### Records for the task
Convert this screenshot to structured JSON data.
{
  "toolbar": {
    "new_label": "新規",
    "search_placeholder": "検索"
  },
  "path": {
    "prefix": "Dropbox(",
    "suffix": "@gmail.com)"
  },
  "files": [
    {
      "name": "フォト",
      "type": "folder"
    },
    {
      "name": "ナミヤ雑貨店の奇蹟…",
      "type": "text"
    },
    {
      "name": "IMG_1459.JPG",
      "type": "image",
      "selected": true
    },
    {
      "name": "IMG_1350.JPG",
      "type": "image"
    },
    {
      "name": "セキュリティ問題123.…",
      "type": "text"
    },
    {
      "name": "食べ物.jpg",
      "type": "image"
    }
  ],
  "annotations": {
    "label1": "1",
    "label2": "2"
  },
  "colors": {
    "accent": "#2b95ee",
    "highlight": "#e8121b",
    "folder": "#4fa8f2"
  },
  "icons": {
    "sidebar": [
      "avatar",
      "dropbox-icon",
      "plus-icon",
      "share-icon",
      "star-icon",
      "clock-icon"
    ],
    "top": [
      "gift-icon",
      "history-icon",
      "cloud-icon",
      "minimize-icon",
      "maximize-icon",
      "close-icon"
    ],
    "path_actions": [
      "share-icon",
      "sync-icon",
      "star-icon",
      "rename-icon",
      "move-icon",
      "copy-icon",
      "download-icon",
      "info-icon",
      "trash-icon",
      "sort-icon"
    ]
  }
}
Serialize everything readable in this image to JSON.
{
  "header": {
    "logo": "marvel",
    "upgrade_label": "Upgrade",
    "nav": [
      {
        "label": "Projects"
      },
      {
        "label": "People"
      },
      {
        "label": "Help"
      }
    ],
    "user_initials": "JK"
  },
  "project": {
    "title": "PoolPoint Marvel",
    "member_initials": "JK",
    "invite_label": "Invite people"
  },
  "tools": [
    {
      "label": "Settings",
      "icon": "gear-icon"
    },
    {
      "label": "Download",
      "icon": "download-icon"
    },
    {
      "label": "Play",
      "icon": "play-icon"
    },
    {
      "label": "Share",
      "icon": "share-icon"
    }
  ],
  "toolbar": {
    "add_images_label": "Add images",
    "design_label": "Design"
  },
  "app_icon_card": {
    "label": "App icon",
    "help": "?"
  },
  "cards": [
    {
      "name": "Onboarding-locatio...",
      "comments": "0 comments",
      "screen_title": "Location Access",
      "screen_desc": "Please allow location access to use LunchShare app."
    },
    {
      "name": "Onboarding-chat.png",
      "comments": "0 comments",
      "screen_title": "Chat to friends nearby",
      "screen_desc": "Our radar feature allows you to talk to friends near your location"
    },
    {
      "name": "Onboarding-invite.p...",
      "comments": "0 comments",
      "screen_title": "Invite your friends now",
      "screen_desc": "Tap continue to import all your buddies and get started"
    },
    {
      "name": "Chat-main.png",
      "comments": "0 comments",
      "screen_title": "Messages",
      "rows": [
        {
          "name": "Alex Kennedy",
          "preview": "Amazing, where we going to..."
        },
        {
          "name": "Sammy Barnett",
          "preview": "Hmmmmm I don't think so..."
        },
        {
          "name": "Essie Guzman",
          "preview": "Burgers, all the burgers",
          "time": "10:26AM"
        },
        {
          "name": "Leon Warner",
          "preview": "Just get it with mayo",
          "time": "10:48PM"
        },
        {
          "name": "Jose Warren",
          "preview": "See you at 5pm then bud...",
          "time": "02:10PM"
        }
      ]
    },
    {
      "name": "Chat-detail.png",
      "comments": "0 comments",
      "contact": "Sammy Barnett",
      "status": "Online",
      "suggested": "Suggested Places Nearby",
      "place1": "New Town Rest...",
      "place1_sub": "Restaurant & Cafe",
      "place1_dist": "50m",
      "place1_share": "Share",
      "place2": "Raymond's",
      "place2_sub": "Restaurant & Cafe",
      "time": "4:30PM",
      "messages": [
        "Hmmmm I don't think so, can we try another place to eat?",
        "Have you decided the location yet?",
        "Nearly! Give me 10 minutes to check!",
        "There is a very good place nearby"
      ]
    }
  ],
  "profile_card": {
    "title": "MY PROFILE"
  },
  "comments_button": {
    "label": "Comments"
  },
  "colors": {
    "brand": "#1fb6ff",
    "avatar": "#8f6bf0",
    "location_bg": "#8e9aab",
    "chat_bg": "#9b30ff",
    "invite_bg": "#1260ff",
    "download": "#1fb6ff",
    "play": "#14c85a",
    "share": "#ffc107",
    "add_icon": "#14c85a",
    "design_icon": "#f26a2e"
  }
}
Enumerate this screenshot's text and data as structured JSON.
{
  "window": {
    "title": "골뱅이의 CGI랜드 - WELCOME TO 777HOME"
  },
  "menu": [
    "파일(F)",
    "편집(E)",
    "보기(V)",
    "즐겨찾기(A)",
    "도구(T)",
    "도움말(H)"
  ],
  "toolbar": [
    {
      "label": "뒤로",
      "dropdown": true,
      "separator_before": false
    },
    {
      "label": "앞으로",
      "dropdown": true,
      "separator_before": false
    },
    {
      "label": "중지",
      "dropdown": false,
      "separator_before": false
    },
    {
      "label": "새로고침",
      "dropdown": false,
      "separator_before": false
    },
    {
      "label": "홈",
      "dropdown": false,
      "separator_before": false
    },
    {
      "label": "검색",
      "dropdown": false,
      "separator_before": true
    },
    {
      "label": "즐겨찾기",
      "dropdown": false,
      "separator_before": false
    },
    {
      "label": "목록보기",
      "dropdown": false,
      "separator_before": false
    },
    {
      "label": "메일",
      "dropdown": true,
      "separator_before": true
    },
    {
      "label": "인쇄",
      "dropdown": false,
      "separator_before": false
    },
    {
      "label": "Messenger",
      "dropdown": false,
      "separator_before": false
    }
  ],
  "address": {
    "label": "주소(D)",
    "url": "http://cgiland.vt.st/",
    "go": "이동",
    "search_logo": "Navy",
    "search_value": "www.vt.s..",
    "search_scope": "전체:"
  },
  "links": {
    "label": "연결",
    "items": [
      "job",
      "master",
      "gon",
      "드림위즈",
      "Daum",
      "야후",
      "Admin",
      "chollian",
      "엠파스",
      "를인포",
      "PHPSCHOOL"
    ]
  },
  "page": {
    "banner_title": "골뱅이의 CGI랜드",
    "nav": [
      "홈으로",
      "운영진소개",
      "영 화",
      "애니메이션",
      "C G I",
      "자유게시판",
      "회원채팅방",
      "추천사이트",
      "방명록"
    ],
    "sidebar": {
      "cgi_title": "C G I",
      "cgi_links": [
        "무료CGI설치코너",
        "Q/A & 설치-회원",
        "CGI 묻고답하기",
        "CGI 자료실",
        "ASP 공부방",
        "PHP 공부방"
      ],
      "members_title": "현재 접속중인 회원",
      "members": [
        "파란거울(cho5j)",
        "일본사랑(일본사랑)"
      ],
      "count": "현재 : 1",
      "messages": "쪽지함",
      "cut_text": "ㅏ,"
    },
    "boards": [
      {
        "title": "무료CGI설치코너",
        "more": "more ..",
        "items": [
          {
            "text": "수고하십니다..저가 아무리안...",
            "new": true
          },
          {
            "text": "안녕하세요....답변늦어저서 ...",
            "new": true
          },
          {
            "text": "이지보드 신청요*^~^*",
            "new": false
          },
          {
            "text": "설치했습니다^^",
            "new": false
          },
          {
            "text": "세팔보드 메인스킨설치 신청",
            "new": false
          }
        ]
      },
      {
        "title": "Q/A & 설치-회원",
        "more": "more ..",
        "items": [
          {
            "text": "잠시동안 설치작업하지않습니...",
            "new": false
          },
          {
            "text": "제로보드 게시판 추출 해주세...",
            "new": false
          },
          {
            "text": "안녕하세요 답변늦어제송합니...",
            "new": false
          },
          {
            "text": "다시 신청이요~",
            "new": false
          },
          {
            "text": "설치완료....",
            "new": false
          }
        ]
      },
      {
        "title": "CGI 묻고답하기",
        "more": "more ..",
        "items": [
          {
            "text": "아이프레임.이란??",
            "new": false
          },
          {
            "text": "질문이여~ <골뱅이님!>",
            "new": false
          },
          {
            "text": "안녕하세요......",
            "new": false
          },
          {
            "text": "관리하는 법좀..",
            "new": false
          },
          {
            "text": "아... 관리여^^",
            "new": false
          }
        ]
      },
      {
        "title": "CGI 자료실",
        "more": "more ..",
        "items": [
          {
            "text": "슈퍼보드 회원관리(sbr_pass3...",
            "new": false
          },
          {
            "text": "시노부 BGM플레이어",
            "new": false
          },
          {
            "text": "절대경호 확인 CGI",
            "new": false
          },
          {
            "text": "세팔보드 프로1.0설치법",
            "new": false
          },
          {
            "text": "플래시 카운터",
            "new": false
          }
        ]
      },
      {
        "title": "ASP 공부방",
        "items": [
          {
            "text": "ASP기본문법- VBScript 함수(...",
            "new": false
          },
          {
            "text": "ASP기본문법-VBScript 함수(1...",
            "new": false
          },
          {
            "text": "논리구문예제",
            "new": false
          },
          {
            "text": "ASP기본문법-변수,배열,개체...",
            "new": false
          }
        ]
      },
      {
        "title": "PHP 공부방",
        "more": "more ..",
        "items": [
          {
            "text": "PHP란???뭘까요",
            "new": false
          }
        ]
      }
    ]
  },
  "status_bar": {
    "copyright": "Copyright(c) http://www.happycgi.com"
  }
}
######
• [Given request]:
What is the number of lines in these records that contain "Onboarding"? Reply with the number only.

• [Result of the exercise]:
3